Source data:
==========
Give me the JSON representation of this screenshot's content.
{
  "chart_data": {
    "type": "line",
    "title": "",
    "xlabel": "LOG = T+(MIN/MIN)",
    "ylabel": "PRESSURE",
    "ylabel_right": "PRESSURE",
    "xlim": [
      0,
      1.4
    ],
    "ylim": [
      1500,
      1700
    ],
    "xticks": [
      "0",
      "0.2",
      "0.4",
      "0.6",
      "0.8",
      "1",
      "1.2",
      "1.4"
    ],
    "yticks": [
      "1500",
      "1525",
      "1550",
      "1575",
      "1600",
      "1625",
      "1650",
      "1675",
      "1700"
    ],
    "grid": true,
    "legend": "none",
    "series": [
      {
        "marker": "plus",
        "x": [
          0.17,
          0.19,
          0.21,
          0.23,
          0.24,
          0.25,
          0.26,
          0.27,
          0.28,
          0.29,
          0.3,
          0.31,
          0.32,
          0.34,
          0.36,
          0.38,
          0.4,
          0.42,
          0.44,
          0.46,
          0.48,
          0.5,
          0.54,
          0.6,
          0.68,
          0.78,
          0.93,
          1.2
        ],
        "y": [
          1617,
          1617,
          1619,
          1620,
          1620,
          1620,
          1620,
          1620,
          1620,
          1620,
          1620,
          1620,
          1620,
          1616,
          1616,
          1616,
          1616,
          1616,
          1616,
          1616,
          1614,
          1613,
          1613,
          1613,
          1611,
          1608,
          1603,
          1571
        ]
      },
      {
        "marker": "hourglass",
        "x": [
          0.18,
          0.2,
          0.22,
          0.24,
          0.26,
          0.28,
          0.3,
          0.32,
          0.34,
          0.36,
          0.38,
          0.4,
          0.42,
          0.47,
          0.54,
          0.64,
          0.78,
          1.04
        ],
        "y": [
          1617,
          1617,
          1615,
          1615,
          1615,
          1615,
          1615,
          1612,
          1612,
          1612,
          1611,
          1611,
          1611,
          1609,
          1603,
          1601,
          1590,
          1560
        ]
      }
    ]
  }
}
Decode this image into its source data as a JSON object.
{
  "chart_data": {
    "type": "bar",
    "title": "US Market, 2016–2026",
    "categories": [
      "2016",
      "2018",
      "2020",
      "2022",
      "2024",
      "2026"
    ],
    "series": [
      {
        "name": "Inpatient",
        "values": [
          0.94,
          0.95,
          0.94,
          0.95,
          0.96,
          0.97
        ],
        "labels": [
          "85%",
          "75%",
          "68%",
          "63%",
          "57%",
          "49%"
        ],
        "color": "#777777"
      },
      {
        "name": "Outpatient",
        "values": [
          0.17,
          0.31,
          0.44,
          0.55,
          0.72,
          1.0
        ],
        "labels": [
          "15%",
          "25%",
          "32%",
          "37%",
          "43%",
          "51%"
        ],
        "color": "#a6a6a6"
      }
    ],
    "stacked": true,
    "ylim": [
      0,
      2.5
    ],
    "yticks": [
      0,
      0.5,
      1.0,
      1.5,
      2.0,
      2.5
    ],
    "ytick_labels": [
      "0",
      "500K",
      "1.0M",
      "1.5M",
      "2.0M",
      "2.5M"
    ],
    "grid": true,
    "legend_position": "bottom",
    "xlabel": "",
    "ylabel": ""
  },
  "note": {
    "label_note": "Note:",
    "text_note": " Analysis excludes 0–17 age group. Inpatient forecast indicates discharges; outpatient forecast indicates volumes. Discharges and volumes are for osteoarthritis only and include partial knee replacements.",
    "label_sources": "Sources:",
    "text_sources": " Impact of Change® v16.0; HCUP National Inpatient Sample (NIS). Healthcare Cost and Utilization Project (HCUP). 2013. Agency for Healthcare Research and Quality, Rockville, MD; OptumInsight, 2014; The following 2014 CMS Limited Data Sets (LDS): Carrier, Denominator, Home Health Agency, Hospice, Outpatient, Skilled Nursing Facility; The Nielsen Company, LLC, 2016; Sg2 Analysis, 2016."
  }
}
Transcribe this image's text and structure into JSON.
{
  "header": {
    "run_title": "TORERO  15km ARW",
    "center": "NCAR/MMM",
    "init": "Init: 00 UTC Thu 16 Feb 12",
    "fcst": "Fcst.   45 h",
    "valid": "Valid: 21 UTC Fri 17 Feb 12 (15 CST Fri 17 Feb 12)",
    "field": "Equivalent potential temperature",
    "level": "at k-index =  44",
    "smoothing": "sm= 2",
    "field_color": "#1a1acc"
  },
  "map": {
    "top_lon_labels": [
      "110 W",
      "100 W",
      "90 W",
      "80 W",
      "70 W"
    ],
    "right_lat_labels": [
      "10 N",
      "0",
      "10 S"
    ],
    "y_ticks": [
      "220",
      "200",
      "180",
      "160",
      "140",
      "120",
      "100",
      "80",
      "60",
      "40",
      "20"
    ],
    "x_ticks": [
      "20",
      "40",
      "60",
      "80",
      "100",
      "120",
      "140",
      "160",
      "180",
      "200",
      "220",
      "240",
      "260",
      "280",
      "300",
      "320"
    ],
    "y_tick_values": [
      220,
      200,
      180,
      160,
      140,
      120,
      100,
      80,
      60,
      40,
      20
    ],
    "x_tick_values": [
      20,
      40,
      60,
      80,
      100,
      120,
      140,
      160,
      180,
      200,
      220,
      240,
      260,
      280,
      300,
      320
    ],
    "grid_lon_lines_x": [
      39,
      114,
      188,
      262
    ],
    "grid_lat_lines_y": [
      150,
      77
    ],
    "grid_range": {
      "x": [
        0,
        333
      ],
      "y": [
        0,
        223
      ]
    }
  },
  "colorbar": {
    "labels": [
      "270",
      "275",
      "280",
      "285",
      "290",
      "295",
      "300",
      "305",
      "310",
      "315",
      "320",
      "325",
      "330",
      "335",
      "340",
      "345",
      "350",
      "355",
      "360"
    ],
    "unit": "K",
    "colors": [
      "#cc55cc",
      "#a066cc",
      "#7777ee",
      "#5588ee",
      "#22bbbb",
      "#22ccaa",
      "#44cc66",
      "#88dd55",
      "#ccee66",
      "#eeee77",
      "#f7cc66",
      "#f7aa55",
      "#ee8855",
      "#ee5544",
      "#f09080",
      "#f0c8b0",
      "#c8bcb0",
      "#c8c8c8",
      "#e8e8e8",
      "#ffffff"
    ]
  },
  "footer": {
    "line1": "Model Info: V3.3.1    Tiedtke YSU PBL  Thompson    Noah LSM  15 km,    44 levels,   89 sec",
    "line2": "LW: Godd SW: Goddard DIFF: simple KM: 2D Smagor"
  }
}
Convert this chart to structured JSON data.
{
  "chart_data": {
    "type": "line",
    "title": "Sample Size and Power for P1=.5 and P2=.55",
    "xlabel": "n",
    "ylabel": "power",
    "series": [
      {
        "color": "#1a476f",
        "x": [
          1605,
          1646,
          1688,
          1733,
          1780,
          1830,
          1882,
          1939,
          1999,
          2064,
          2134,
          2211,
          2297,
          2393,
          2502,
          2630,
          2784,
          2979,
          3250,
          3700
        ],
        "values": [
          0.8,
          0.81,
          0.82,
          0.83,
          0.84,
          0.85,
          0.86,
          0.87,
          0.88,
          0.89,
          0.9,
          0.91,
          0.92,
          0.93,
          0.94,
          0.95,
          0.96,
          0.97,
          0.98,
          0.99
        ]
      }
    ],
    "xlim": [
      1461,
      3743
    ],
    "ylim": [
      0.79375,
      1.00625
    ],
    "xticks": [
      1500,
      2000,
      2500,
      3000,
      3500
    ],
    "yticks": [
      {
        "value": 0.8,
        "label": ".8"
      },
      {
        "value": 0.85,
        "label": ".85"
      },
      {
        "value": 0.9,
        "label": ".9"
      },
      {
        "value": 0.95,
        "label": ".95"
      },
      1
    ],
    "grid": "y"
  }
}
==========
Output each record precisely as given.

Give me the JSON representation of this screenshot's content.
{
  "chart_data": {
    "type": "line",
    "title": "",
    "xlabel": "LOG = T+(MIN/MIN)",
    "ylabel": "PRESSURE",
    "ylabel_right": "PRESSURE",
    "xlim": [
      0,
      1.4
    ],
    "ylim": [
      1500,
      1700
    ],
    "xticks": [
      "0",
      "0.2",
      "0.4",
      "0.6",
      "0.8",
      "1",
      "1.2",
      "1.4"
    ],
    "yticks": [
      "1500",
      "1525",
      "1550",
      "1575",
      "1600",
      "1625",
      "1650",
      "1675",
      "1700"
    ],
    "grid": true,
    "legend": "none",
    "series": [
      {
        "marker": "plus",
        "x": [
          0.17,
          0.19,
          0.21,
          0.23,
          0.24,
          0.25,
          0.26,
          0.27,
          0.28,
          0.29,
          0.3,
          0.31,
          0.32,
          0.34,
          0.36,
          0.38,
          0.4,
          0.42,
          0.44,
          0.46,
          0.48,
          0.5,
          0.54,
          0.6,
          0.68,
          0.78,
          0.93,
          1.2
        ],
        "y": [
          1617,
          1617,
          1619,
          1620,
          1620,
          1620,
          1620,
          1620,
          1620,
          1620,
          1620,
          1620,
          1620,
          1616,
          1616,
          1616,
          1616,
          1616,
          1616,
          1616,
          1614,
          1613,
          1613,
          1613,
          1611,
          1608,
          1603,
          1571
        ]
      },
      {
        "marker": "hourglass",
        "x": [
          0.18,
          0.2,
          0.22,
          0.24,
          0.26,
          0.28,
          0.3,
          0.32,
          0.34,
          0.36,
          0.38,
          0.4,
          0.42,
          0.47,
          0.54,
          0.64,
          0.78,
          1.04
        ],
        "y": [
          1617,
          1617,
          1615,
          1615,
          1615,
          1615,
          1615,
          1612,
          1612,
          1612,
          1611,
          1611,
          1611,
          1609,
          1603,
          1601,
          1590,
          1560
        ]
      }
    ]
  }
}
Decode this image into its source data as a JSON object.
{
  "chart_data": {
    "type": "bar",
    "title": "US Market, 2016–2026",
    "categories": [
      "2016",
      "2018",
      "2020",
      "2022",
      "2024",
      "2026"
    ],
    "series": [
      {
        "name": "Inpatient",
        "values": [
          0.94,
          0.95,
          0.94,
          0.95,
          0.96,
          0.97
        ],
        "labels": [
          "85%",
          "75%",
          "68%",
          "63%",
          "57%",
          "49%"
        ],
        "color": "#777777"
      },
      {
        "name": "Outpatient",
        "values": [
          0.17,
          0.31,
          0.44,
          0.55,
          0.72,
          1.0
        ],
        "labels": [
          "15%",
          "25%",
          "32%",
          "37%",
          "43%",
          "51%"
        ],
        "color": "#a6a6a6"
      }
    ],
    "stacked": true,
    "ylim": [
      0,
      2.5
    ],
    "yticks": [
      0,
      0.5,
      1.0,
      1.5,
      2.0,
      2.5
    ],
    "ytick_labels": [
      "0",
      "500K",
      "1.0M",
      "1.5M",
      "2.0M",
      "2.5M"
    ],
    "grid": true,
    "legend_position": "bottom",
    "xlabel": "",
    "ylabel": ""
  },
  "note": {
    "label_note": "Note:",
    "text_note": " Analysis excludes 0–17 age group. Inpatient forecast indicates discharges; outpatient forecast indicates volumes. Discharges and volumes are for osteoarthritis only and include partial knee replacements.",
    "label_sources": "Sources:",
    "text_sources": " Impact of Change® v16.0; HCUP National Inpatient Sample (NIS). Healthcare Cost and Utilization Project (HCUP). 2013. Agency for Healthcare Research and Quality, Rockville, MD; OptumInsight, 2014; The following 2014 CMS Limited Data Sets (LDS): Carrier, Denominator, Home Health Agency, Hospice, Outpatient, Skilled Nursing Facility; The Nielsen Company, LLC, 2016; Sg2 Analysis, 2016."
  }
}
Transcribe this image's text and structure into JSON.
{
  "header": {
    "run_title": "TORERO  15km ARW",
    "center": "NCAR/MMM",
    "init": "Init: 00 UTC Thu 16 Feb 12",
    "fcst": "Fcst.   45 h",
    "valid": "Valid: 21 UTC Fri 17 Feb 12 (15 CST Fri 17 Feb 12)",
    "field": "Equivalent potential temperature",
    "level": "at k-index =  44",
    "smoothing": "sm= 2",
    "field_color": "#1a1acc"
  },
  "map": {
    "top_lon_labels": [
      "110 W",
      "100 W",
      "90 W",
      "80 W",
      "70 W"
    ],
    "right_lat_labels": [
      "10 N",
      "0",
      "10 S"
    ],
    "y_ticks": [
      "220",
      "200",
      "180",
      "160",
      "140",
      "120",
      "100",
      "80",
      "60",
      "40",
      "20"
    ],
    "x_ticks": [
      "20",
      "40",
      "60",
      "80",
      "100",
      "120",
      "140",
      "160",
      "180",
      "200",
      "220",
      "240",
      "260",
      "280",
      "300",
      "320"
    ],
    "y_tick_values": [
      220,
      200,
      180,
      160,
      140,
      120,
      100,
      80,
      60,
      40,
      20
    ],
    "x_tick_values": [
      20,
      40,
      60,
      80,
      100,
      120,
      140,
      160,
      180,
      200,
      220,
      240,
      260,
      280,
      300,
      320
    ],
    "grid_lon_lines_x": [
      39,
      114,
      188,
      262
    ],
    "grid_lat_lines_y": [
      150,
      77
    ],
    "grid_range": {
      "x": [
        0,
        333
      ],
      "y": [
        0,
        223
      ]
    }
  },
  "colorbar": {
    "labels": [
      "270",
      "275",
      "280",
      "285",
      "290",
      "295",
      "300",
      "305",
      "310",
      "315",
      "320",
      "325",
      "330",
      "335",
      "340",
      "345",
      "350",
      "355",
      "360"
    ],
    "unit": "K",
    "colors": [
      "#cc55cc",
      "#a066cc",
      "#7777ee",
      "#5588ee",
      "#22bbbb",
      "#22ccaa",
      "#44cc66",
      "#88dd55",
      "#ccee66",
      "#eeee77",
      "#f7cc66",
      "#f7aa55",
      "#ee8855",
      "#ee5544",
      "#f09080",
      "#f0c8b0",
      "#c8bcb0",
      "#c8c8c8",
      "#e8e8e8",
      "#ffffff"
    ]
  },
  "footer": {
    "line1": "Model Info: V3.3.1    Tiedtke YSU PBL  Thompson    Noah LSM  15 km,    44 levels,   89 sec",
    "line2": "LW: Godd SW: Goddard DIFF: simple KM: 2D Smagor"
  }
}
Convert this chart to structured JSON data.
{
  "chart_data": {
    "type": "line",
    "title": "Sample Size and Power for P1=.5 and P2=.55",
    "xlabel": "n",
    "ylabel": "power",
    "series": [
      {
        "color": "#1a476f",
        "x": [
          1605,
          1646,
          1688,
          1733,
          1780,
          1830,
          1882,
          1939,
          1999,
          2064,
          2134,
          2211,
          2297,
          2393,
          2502,
          2630,
          2784,
          2979,
          3250,
          3700
        ],
        "values": [
          0.8,
          0.81,
          0.82,
          0.83,
          0.84,
          0.85,
          0.86,
          0.87,
          0.88,
          0.89,
          0.9,
          0.91,
          0.92,
          0.93,
          0.94,
          0.95,
          0.96,
          0.97,
          0.98,
          0.99
        ]
      }
    ],
    "xlim": [
      1461,
      3743
    ],
    "ylim": [
      0.79375,
      1.00625
    ],
    "xticks": [
      1500,
      2000,
      2500,
      3000,
      3500
    ],
    "yticks": [
      {
        "value": 0.8,
        "label": ".8"
      },
      {
        "value": 0.85,
        "label": ".85"
      },
      {
        "value": 0.9,
        "label": ".9"
      },
      {
        "value": 0.95,
        "label": ".95"
      },
      1
    ],
    "grid": "y"
  }
}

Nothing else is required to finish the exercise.